What you should do: Retype the material word for word.

────────

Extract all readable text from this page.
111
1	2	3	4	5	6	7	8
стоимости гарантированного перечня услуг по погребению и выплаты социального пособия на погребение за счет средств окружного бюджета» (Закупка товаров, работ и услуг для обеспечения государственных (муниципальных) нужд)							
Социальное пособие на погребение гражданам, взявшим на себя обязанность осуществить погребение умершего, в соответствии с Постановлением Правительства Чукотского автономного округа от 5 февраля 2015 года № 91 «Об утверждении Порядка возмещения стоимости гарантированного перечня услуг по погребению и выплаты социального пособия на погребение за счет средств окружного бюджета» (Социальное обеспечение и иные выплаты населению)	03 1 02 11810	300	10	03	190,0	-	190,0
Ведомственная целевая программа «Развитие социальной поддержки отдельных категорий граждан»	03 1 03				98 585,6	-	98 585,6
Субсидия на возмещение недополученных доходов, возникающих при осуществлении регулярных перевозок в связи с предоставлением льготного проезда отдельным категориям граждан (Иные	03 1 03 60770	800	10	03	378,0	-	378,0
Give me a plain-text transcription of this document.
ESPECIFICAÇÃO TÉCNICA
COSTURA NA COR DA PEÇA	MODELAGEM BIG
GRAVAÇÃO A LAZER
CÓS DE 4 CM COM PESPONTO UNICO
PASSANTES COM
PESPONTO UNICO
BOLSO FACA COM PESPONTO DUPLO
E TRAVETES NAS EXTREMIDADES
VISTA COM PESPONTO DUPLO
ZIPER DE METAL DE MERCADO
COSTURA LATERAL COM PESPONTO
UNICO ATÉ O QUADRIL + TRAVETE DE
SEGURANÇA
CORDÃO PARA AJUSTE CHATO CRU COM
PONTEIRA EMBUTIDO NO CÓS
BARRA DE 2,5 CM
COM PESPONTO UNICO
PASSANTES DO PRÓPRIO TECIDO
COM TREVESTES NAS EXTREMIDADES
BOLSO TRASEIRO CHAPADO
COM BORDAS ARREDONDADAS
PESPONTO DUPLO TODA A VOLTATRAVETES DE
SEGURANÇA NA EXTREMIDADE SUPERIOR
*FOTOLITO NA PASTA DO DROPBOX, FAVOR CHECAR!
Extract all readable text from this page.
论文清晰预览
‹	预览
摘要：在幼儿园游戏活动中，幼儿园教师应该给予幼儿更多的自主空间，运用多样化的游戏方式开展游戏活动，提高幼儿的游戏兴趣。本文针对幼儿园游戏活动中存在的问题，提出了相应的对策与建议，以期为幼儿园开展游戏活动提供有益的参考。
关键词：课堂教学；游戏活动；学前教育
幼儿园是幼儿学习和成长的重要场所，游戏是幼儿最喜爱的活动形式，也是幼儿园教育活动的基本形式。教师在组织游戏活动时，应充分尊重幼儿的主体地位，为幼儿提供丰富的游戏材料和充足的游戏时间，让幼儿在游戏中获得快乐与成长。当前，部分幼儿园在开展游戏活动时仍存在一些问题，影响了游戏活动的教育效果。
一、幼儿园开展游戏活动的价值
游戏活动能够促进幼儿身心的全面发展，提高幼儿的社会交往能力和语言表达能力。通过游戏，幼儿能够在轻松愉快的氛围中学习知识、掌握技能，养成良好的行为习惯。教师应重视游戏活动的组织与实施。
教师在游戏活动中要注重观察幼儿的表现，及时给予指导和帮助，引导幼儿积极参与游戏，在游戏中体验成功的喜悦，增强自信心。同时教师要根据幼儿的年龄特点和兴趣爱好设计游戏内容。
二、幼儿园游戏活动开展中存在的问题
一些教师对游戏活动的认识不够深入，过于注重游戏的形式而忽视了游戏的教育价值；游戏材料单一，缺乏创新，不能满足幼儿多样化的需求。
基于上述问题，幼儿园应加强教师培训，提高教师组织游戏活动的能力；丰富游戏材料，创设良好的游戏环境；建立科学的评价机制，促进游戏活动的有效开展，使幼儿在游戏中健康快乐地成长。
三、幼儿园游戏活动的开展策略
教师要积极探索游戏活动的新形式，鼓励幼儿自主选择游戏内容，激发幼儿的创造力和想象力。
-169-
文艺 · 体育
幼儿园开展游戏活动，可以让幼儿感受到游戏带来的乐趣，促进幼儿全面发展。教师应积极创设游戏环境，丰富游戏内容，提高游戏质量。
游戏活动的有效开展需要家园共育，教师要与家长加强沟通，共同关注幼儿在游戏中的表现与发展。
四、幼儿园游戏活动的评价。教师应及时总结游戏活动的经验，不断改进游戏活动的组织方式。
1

────────

Finished exercise:
Extract all readable text from this page.
111
1	2	3	4	5	6	7	8
стоимости гарантированного перечня услуг по погребению и выплаты социального пособия на погребение за счет средств окружного бюджета» (Закупка товаров, работ и услуг для обеспечения государственных (муниципальных) нужд)							
Социальное пособие на погребение гражданам, взявшим на себя обязанность осуществить погребение умершего, в соответствии с Постановлением Правительства Чукотского автономного округа от 5 февраля 2015 года № 91 «Об утверждении Порядка возмещения стоимости гарантированного перечня услуг по погребению и выплаты социального пособия на погребение за счет средств окружного бюджета» (Социальное обеспечение и иные выплаты населению)	03 1 02 11810	300	10	03	190,0	-	190,0
Ведомственная целевая программа «Развитие социальной поддержки отдельных категорий граждан»	03 1 03				98 585,6	-	98 585,6
Субсидия на возмещение недополученных доходов, возникающих при осуществлении регулярных перевозок в связи с предоставлением льготного проезда отдельным категориям граждан (Иные	03 1 03 60770	800	10	03	378,0	-	378,0
Give me a plain-text transcription of this document.
ESPECIFICAÇÃO TÉCNICA
COSTURA NA COR DA PEÇA	MODELAGEM BIG
GRAVAÇÃO A LAZER
CÓS DE 4 CM COM PESPONTO UNICO
PASSANTES COM
PESPONTO UNICO
BOLSO FACA COM PESPONTO DUPLO
E TRAVETES NAS EXTREMIDADES
VISTA COM PESPONTO DUPLO
ZIPER DE METAL DE MERCADO
COSTURA LATERAL COM PESPONTO
UNICO ATÉ O QUADRIL + TRAVETE DE
SEGURANÇA
CORDÃO PARA AJUSTE CHATO CRU COM
PONTEIRA EMBUTIDO NO CÓS
BARRA DE 2,5 CM
COM PESPONTO UNICO
PASSANTES DO PRÓPRIO TECIDO
COM TREVESTES NAS EXTREMIDADES
BOLSO TRASEIRO CHAPADO
COM BORDAS ARREDONDADAS
PESPONTO DUPLO TODA A VOLTATRAVETES DE
SEGURANÇA NA EXTREMIDADE SUPERIOR
*FOTOLITO NA PASTA DO DROPBOX, FAVOR CHECAR!
Extract all readable text from this page.
论文清晰预览
‹	预览
摘要：在幼儿园游戏活动中，幼儿园教师应该给予幼儿更多的自主空间，运用多样化的游戏方式开展游戏活动，提高幼儿的游戏兴趣。本文针对幼儿园游戏活动中存在的问题，提出了相应的对策与建议，以期为幼儿园开展游戏活动提供有益的参考。
关键词：课堂教学；游戏活动；学前教育
幼儿园是幼儿学习和成长的重要场所，游戏是幼儿最喜爱的活动形式，也是幼儿园教育活动的基本形式。教师在组织游戏活动时，应充分尊重幼儿的主体地位，为幼儿提供丰富的游戏材料和充足的游戏时间，让幼儿在游戏中获得快乐与成长。当前，部分幼儿园在开展游戏活动时仍存在一些问题，影响了游戏活动的教育效果。
一、幼儿园开展游戏活动的价值
游戏活动能够促进幼儿身心的全面发展，提高幼儿的社会交往能力和语言表达能力。通过游戏，幼儿能够在轻松愉快的氛围中学习知识、掌握技能，养成良好的行为习惯。教师应重视游戏活动的组织与实施。
教师在游戏活动中要注重观察幼儿的表现，及时给予指导和帮助，引导幼儿积极参与游戏，在游戏中体验成功的喜悦，增强自信心。同时教师要根据幼儿的年龄特点和兴趣爱好设计游戏内容。
二、幼儿园游戏活动开展中存在的问题
一些教师对游戏活动的认识不够深入，过于注重游戏的形式而忽视了游戏的教育价值；游戏材料单一，缺乏创新，不能满足幼儿多样化的需求。
基于上述问题，幼儿园应加强教师培训，提高教师组织游戏活动的能力；丰富游戏材料，创设良好的游戏环境；建立科学的评价机制，促进游戏活动的有效开展，使幼儿在游戏中健康快乐地成长。
三、幼儿园游戏活动的开展策略
教师要积极探索游戏活动的新形式，鼓励幼儿自主选择游戏内容，激发幼儿的创造力和想象力。
-169-
文艺 · 体育
幼儿园开展游戏活动，可以让幼儿感受到游戏带来的乐趣，促进幼儿全面发展。教师应积极创设游戏环境，丰富游戏内容，提高游戏质量。
游戏活动的有效开展需要家园共育，教师要与家长加强沟通，共同关注幼儿在游戏中的表现与发展。
四、幼儿园游戏活动的评价。教师应及时总结游戏活动的经验，不断改进游戏活动的组织方式。
1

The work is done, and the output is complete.